» **Problem**: Output every line of the data exactly as it appears.
— START OF Records for this exercise —
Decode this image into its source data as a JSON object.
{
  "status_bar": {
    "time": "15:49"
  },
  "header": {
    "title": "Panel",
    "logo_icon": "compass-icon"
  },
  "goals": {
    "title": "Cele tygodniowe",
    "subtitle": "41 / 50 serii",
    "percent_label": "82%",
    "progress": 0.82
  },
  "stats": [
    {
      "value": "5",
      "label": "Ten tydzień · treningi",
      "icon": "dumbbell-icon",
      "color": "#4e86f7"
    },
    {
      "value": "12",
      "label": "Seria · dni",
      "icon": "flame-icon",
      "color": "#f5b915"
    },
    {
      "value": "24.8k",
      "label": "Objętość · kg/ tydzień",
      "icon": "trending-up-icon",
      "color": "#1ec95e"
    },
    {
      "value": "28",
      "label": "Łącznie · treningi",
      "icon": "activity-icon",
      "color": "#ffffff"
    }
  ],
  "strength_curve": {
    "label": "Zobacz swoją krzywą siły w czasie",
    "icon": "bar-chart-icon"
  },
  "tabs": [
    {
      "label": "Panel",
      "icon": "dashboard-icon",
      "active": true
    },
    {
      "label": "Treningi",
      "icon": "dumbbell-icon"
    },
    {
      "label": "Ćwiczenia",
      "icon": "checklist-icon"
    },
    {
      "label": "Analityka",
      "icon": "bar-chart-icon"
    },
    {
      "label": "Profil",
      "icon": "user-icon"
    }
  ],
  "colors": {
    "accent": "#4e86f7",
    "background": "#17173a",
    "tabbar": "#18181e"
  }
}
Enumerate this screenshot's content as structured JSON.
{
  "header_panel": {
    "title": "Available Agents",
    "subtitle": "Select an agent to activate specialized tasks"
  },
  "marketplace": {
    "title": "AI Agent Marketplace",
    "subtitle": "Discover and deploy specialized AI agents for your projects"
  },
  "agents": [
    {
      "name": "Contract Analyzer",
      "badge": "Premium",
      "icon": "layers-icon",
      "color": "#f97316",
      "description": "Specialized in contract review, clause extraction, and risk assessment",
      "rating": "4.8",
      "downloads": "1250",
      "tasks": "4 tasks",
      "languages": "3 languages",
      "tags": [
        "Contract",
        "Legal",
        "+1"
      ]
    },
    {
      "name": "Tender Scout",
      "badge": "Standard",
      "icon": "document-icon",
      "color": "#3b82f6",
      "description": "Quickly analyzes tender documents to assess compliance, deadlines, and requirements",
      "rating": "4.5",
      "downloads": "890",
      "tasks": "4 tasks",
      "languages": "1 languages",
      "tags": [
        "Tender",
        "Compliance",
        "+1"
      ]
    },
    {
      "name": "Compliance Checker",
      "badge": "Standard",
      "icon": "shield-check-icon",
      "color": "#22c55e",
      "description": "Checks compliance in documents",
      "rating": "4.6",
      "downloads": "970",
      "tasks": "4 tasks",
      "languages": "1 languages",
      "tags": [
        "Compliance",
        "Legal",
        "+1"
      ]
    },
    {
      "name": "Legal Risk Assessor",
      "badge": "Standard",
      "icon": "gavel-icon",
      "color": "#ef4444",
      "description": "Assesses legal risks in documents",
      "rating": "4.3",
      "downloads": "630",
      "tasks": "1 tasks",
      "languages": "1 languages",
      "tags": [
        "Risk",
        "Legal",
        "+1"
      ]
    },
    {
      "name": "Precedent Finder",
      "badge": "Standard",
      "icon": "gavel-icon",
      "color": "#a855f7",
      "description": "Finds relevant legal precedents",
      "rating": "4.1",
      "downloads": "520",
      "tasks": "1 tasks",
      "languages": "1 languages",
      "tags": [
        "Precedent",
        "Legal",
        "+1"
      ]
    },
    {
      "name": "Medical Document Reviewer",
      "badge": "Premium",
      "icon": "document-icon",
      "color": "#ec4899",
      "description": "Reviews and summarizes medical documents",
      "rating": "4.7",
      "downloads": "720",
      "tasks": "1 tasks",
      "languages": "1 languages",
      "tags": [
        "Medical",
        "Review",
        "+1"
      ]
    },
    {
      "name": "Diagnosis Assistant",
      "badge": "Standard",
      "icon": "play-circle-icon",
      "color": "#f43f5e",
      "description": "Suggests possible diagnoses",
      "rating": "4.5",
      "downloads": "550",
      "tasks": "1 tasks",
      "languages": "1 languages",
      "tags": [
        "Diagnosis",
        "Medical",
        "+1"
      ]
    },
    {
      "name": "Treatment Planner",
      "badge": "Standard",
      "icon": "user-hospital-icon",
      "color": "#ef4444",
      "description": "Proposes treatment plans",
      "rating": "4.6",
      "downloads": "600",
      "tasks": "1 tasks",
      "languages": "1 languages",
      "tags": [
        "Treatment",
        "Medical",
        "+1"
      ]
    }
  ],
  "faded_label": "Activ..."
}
— END OF Records for this exercise —
» **Task result**:
Decode this image into its source data as a JSON object.
{
  "status_bar": {
    "time": "15:49"
  },
  "header": {
    "title": "Panel",
    "logo_icon": "compass-icon"
  },
  "goals": {
    "title": "Cele tygodniowe",
    "subtitle": "41 / 50 serii",
    "percent_label": "82%",
    "progress": 0.82
  },
  "stats": [
    {
      "value": "5",
      "label": "Ten tydzień · treningi",
      "icon": "dumbbell-icon",
      "color": "#4e86f7"
    },
    {
      "value": "12",
      "label": "Seria · dni",
      "icon": "flame-icon",
      "color": "#f5b915"
    },
    {
      "value": "24.8k",
      "label": "Objętość · kg/ tydzień",
      "icon": "trending-up-icon",
      "color": "#1ec95e"
    },
    {
      "value": "28",
      "label": "Łącznie · treningi",
      "icon": "activity-icon",
      "color": "#ffffff"
    }
  ],
  "strength_curve": {
    "label": "Zobacz swoją krzywą siły w czasie",
    "icon": "bar-chart-icon"
  },
  "tabs": [
    {
      "label": "Panel",
      "icon": "dashboard-icon",
      "active": true
    },
    {
      "label": "Treningi",
      "icon": "dumbbell-icon"
    },
    {
      "label": "Ćwiczenia",
      "icon": "checklist-icon"
    },
    {
      "label": "Analityka",
      "icon": "bar-chart-icon"
    },
    {
      "label": "Profil",
      "icon": "user-icon"
    }
  ],
  "colors": {
    "accent": "#4e86f7",
    "background": "#17173a",
    "tabbar": "#18181e"
  }
}
Enumerate this screenshot's content as structured JSON.
{
  "header_panel": {
    "title": "Available Agents",
    "subtitle": "Select an agent to activate specialized tasks"
  },
  "marketplace": {
    "title": "AI Agent Marketplace",
    "subtitle": "Discover and deploy specialized AI agents for your projects"
  },
  "agents": [
    {
      "name": "Contract Analyzer",
      "badge": "Premium",
      "icon": "layers-icon",
      "color": "#f97316",
      "description": "Specialized in contract review, clause extraction, and risk assessment",
      "rating": "4.8",
      "downloads": "1250",
      "tasks": "4 tasks",
      "languages": "3 languages",
      "tags": [
        "Contract",
        "Legal",
        "+1"
      ]
    },
    {
      "name": "Tender Scout",
      "badge": "Standard",
      "icon": "document-icon",
      "color": "#3b82f6",
      "description": "Quickly analyzes tender documents to assess compliance, deadlines, and requirements",
      "rating": "4.5",
      "downloads": "890",
      "tasks": "4 tasks",
      "languages": "1 languages",
      "tags": [
        "Tender",
        "Compliance",
        "+1"
      ]
    },
    {
      "name": "Compliance Checker",
      "badge": "Standard",
      "icon": "shield-check-icon",
      "color": "#22c55e",
      "description": "Checks compliance in documents",
      "rating": "4.6",
      "downloads": "970",
      "tasks": "4 tasks",
      "languages": "1 languages",
      "tags": [
        "Compliance",
        "Legal",
        "+1"
      ]
    },
    {
      "name": "Legal Risk Assessor",
      "badge": "Standard",
      "icon": "gavel-icon",
      "color": "#ef4444",
      "description": "Assesses legal risks in documents",
      "rating": "4.3",
      "downloads": "630",
      "tasks": "1 tasks",
      "languages": "1 languages",
      "tags": [
        "Risk",
        "Legal",
        "+1"
      ]
    },
    {
      "name": "Precedent Finder",
      "badge": "Standard",
      "icon": "gavel-icon",
      "color": "#a855f7",
      "description": "Finds relevant legal precedents",
      "rating": "4.1",
      "downloads": "520",
      "tasks": "1 tasks",
      "languages": "1 languages",
      "tags": [
        "Precedent",
        "Legal",
        "+1"
      ]
    },
    {
      "name": "Medical Document Reviewer",
      "badge": "Premium",
      "icon": "document-icon",
      "color": "#ec4899",
      "description": "Reviews and summarizes medical documents",
      "rating": "4.7",
      "downloads": "720",
      "tasks": "1 tasks",
      "languages": "1 languages",
      "tags": [
        "Medical",
        "Review",
        "+1"
      ]
    },
    {
      "name": "Diagnosis Assistant",
      "badge": "Standard",
      "icon": "play-circle-icon",
      "color": "#f43f5e",
      "description": "Suggests possible diagnoses",
      "rating": "4.5",
      "downloads": "550",
      "tasks": "1 tasks",
      "languages": "1 languages",
      "tags": [
        "Diagnosis",
        "Medical",
        "+1"
      ]
    },
    {
      "name": "Treatment Planner",
      "badge": "Standard",
      "icon": "user-hospital-icon",
      "color": "#ef4444",
      "description": "Proposes treatment plans",
      "rating": "4.6",
      "downloads": "600",
      "tasks": "1 tasks",
      "languages": "1 languages",
      "tags": [
        "Treatment",
        "Medical",
        "+1"
      ]
    }
  ],
  "faded_label": "Activ..."
}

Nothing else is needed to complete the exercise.